* Stated task: Write out each line exactly as it stands, please.
— START OF Source data —
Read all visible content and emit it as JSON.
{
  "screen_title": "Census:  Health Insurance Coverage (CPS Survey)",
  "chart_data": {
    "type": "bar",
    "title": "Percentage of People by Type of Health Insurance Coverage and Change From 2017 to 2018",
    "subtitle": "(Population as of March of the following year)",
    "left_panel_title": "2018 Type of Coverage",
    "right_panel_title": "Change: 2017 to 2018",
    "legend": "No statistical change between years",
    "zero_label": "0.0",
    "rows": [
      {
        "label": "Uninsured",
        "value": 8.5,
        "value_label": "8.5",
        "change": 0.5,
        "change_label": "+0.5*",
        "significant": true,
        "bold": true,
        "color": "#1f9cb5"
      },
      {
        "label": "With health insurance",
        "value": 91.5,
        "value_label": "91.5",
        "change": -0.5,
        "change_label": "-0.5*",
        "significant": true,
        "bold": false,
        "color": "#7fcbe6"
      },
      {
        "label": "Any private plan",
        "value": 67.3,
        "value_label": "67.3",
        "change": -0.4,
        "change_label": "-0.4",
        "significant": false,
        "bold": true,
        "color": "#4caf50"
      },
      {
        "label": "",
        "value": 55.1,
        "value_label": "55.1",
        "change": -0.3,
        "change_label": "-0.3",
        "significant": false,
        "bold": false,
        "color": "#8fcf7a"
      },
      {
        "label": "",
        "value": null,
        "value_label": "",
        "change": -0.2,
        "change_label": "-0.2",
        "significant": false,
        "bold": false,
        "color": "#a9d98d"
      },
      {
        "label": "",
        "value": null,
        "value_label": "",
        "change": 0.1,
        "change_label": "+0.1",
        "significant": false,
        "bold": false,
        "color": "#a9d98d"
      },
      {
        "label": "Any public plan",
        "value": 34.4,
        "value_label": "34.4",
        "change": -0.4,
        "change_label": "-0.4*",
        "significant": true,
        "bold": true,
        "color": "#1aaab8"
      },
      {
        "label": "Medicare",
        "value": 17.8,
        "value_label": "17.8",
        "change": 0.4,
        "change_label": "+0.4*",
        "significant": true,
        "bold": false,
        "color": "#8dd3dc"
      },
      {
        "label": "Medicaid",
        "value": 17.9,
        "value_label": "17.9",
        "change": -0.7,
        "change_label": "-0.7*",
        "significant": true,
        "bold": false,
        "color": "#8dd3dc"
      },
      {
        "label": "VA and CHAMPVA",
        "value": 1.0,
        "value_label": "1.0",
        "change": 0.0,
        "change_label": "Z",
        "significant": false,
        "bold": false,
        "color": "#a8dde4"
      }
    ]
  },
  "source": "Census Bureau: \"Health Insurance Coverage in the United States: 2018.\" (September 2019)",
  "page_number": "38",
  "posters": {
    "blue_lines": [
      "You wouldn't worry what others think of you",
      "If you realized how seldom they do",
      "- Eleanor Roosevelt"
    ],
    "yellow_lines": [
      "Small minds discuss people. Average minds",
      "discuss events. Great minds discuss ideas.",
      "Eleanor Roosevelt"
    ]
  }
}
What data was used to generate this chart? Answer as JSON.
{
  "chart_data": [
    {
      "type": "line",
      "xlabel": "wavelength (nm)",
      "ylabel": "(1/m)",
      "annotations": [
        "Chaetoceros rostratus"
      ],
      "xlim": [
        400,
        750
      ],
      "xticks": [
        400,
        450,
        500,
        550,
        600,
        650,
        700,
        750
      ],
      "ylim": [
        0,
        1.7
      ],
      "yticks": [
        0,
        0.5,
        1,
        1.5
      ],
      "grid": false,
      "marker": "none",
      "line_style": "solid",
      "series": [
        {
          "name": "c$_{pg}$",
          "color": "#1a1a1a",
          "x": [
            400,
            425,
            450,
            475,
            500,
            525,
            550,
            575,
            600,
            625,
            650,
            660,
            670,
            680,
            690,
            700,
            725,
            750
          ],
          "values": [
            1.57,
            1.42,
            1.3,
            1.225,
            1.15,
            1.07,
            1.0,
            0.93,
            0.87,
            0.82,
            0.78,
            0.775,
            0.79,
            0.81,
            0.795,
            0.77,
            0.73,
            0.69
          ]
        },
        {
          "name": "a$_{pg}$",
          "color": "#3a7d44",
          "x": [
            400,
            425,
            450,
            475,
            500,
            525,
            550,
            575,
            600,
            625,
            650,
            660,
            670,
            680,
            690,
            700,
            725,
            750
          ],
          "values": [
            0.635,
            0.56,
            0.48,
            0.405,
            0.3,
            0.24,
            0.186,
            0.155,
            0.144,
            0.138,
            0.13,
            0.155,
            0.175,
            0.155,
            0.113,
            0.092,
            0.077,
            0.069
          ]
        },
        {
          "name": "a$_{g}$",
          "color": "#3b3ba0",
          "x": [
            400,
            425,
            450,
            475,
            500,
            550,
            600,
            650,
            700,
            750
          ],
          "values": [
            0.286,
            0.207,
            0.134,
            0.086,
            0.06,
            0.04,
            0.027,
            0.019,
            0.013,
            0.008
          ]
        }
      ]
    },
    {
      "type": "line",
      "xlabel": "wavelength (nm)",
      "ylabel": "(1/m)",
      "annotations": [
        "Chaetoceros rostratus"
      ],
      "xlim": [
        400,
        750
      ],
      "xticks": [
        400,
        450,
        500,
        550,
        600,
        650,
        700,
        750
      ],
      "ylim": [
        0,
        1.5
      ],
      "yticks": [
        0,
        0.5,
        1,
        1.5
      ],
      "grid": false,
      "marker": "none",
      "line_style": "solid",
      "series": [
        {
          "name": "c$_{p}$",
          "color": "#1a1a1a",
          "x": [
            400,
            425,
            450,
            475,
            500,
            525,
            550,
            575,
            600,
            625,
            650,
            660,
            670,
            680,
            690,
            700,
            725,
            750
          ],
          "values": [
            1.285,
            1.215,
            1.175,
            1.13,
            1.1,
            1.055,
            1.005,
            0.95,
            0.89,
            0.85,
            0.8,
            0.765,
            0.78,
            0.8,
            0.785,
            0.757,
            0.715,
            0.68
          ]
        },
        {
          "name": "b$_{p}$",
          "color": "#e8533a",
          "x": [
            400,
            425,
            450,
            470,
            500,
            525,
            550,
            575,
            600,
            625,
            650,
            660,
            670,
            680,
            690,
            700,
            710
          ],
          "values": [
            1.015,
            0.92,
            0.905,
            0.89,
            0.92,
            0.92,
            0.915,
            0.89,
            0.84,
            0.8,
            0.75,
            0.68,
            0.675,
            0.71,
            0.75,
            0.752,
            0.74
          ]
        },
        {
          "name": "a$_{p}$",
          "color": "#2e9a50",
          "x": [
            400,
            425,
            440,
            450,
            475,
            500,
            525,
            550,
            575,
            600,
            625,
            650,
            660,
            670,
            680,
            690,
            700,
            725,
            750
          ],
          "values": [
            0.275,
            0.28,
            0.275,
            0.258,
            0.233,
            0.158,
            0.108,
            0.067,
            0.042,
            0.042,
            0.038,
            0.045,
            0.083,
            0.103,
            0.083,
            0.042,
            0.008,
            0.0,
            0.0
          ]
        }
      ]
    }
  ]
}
— END OF Source data —
* Response to the exercise:
Read all visible content and emit it as JSON.
{
  "screen_title": "Census:  Health Insurance Coverage (CPS Survey)",
  "chart_data": {
    "type": "bar",
    "title": "Percentage of People by Type of Health Insurance Coverage and Change From 2017 to 2018",
    "subtitle": "(Population as of March of the following year)",
    "left_panel_title": "2018 Type of Coverage",
    "right_panel_title": "Change: 2017 to 2018",
    "legend": "No statistical change between years",
    "zero_label": "0.0",
    "rows": [
      {
        "label": "Uninsured",
        "value": 8.5,
        "value_label": "8.5",
        "change": 0.5,
        "change_label": "+0.5*",
        "significant": true,
        "bold": true,
        "color": "#1f9cb5"
      },
      {
        "label": "With health insurance",
        "value": 91.5,
        "value_label": "91.5",
        "change": -0.5,
        "change_label": "-0.5*",
        "significant": true,
        "bold": false,
        "color": "#7fcbe6"
      },
      {
        "label": "Any private plan",
        "value": 67.3,
        "value_label": "67.3",
        "change": -0.4,
        "change_label": "-0.4",
        "significant": false,
        "bold": true,
        "color": "#4caf50"
      },
      {
        "label": "",
        "value": 55.1,
        "value_label": "55.1",
        "change": -0.3,
        "change_label": "-0.3",
        "significant": false,
        "bold": false,
        "color": "#8fcf7a"
      },
      {
        "label": "",
        "value": null,
        "value_label": "",
        "change": -0.2,
        "change_label": "-0.2",
        "significant": false,
        "bold": false,
        "color": "#a9d98d"
      },
      {
        "label": "",
        "value": null,
        "value_label": "",
        "change": 0.1,
        "change_label": "+0.1",
        "significant": false,
        "bold": false,
        "color": "#a9d98d"
      },
      {
        "label": "Any public plan",
        "value": 34.4,
        "value_label": "34.4",
        "change": -0.4,
        "change_label": "-0.4*",
        "significant": true,
        "bold": true,
        "color": "#1aaab8"
      },
      {
        "label": "Medicare",
        "value": 17.8,
        "value_label": "17.8",
        "change": 0.4,
        "change_label": "+0.4*",
        "significant": true,
        "bold": false,
        "color": "#8dd3dc"
      },
      {
        "label": "Medicaid",
        "value": 17.9,
        "value_label": "17.9",
        "change": -0.7,
        "change_label": "-0.7*",
        "significant": true,
        "bold": false,
        "color": "#8dd3dc"
      },
      {
        "label": "VA and CHAMPVA",
        "value": 1.0,
        "value_label": "1.0",
        "change": 0.0,
        "change_label": "Z",
        "significant": false,
        "bold": false,
        "color": "#a8dde4"
      }
    ]
  },
  "source": "Census Bureau: \"Health Insurance Coverage in the United States: 2018.\" (September 2019)",
  "page_number": "38",
  "posters": {
    "blue_lines": [
      "You wouldn't worry what others think of you",
      "If you realized how seldom they do",
      "- Eleanor Roosevelt"
    ],
    "yellow_lines": [
      "Small minds discuss people. Average minds",
      "discuss events. Great minds discuss ideas.",
      "Eleanor Roosevelt"
    ]
  }
}
What data was used to generate this chart? Answer as JSON.
{
  "chart_data": [
    {
      "type": "line",
      "xlabel": "wavelength (nm)",
      "ylabel": "(1/m)",
      "annotations": [
        "Chaetoceros rostratus"
      ],
      "xlim": [
        400,
        750
      ],
      "xticks": [
        400,
        450,
        500,
        550,
        600,
        650,
        700,
        750
      ],
      "ylim": [
        0,
        1.7
      ],
      "yticks": [
        0,
        0.5,
        1,
        1.5
      ],
      "grid": false,
      "marker": "none",
      "line_style": "solid",
      "series": [
        {
          "name": "c$_{pg}$",
          "color": "#1a1a1a",
          "x": [
            400,
            425,
            450,
            475,
            500,
            525,
            550,
            575,
            600,
            625,
            650,
            660,
            670,
            680,
            690,
            700,
            725,
            750
          ],
          "values": [
            1.57,
            1.42,
            1.3,
            1.225,
            1.15,
            1.07,
            1.0,
            0.93,
            0.87,
            0.82,
            0.78,
            0.775,
            0.79,
            0.81,
            0.795,
            0.77,
            0.73,
            0.69
          ]
        },
        {
          "name": "a$_{pg}$",
          "color": "#3a7d44",
          "x": [
            400,
            425,
            450,
            475,
            500,
            525,
            550,
            575,
            600,
            625,
            650,
            660,
            670,
            680,
            690,
            700,
            725,
            750
          ],
          "values": [
            0.635,
            0.56,
            0.48,
            0.405,
            0.3,
            0.24,
            0.186,
            0.155,
            0.144,
            0.138,
            0.13,
            0.155,
            0.175,
            0.155,
            0.113,
            0.092,
            0.077,
            0.069
          ]
        },
        {
          "name": "a$_{g}$",
          "color": "#3b3ba0",
          "x": [
            400,
            425,
            450,
            475,
            500,
            550,
            600,
            650,
            700,
            750
          ],
          "values": [
            0.286,
            0.207,
            0.134,
            0.086,
            0.06,
            0.04,
            0.027,
            0.019,
            0.013,
            0.008
          ]
        }
      ]
    },
    {
      "type": "line",
      "xlabel": "wavelength (nm)",
      "ylabel": "(1/m)",
      "annotations": [
        "Chaetoceros rostratus"
      ],
      "xlim": [
        400,
        750
      ],
      "xticks": [
        400,
        450,
        500,
        550,
        600,
        650,
        700,
        750
      ],
      "ylim": [
        0,
        1.5
      ],
      "yticks": [
        0,
        0.5,
        1,
        1.5
      ],
      "grid": false,
      "marker": "none",
      "line_style": "solid",
      "series": [
        {
          "name": "c$_{p}$",
          "color": "#1a1a1a",
          "x": [
            400,
            425,
            450,
            475,
            500,
            525,
            550,
            575,
            600,
            625,
            650,
            660,
            670,
            680,
            690,
            700,
            725,
            750
          ],
          "values": [
            1.285,
            1.215,
            1.175,
            1.13,
            1.1,
            1.055,
            1.005,
            0.95,
            0.89,
            0.85,
            0.8,
            0.765,
            0.78,
            0.8,
            0.785,
            0.757,
            0.715,
            0.68
          ]
        },
        {
          "name": "b$_{p}$",
          "color": "#e8533a",
          "x": [
            400,
            425,
            450,
            470,
            500,
            525,
            550,
            575,
            600,
            625,
            650,
            660,
            670,
            680,
            690,
            700,
            710
          ],
          "values": [
            1.015,
            0.92,
            0.905,
            0.89,
            0.92,
            0.92,
            0.915,
            0.89,
            0.84,
            0.8,
            0.75,
            0.68,
            0.675,
            0.71,
            0.75,
            0.752,
            0.74
          ]
        },
        {
          "name": "a$_{p}$",
          "color": "#2e9a50",
          "x": [
            400,
            425,
            440,
            450,
            475,
            500,
            525,
            550,
            575,
            600,
            625,
            650,
            660,
            670,
            680,
            690,
            700,
            725,
            750
          ],
          "values": [
            0.275,
            0.28,
            0.275,
            0.258,
            0.233,
            0.158,
            0.108,
            0.067,
            0.042,
            0.042,
            0.038,
            0.045,
            0.083,
            0.103,
            0.083,
            0.042,
            0.008,
            0.0,
            0.0
          ]
        }
      ]
    }
  ]
}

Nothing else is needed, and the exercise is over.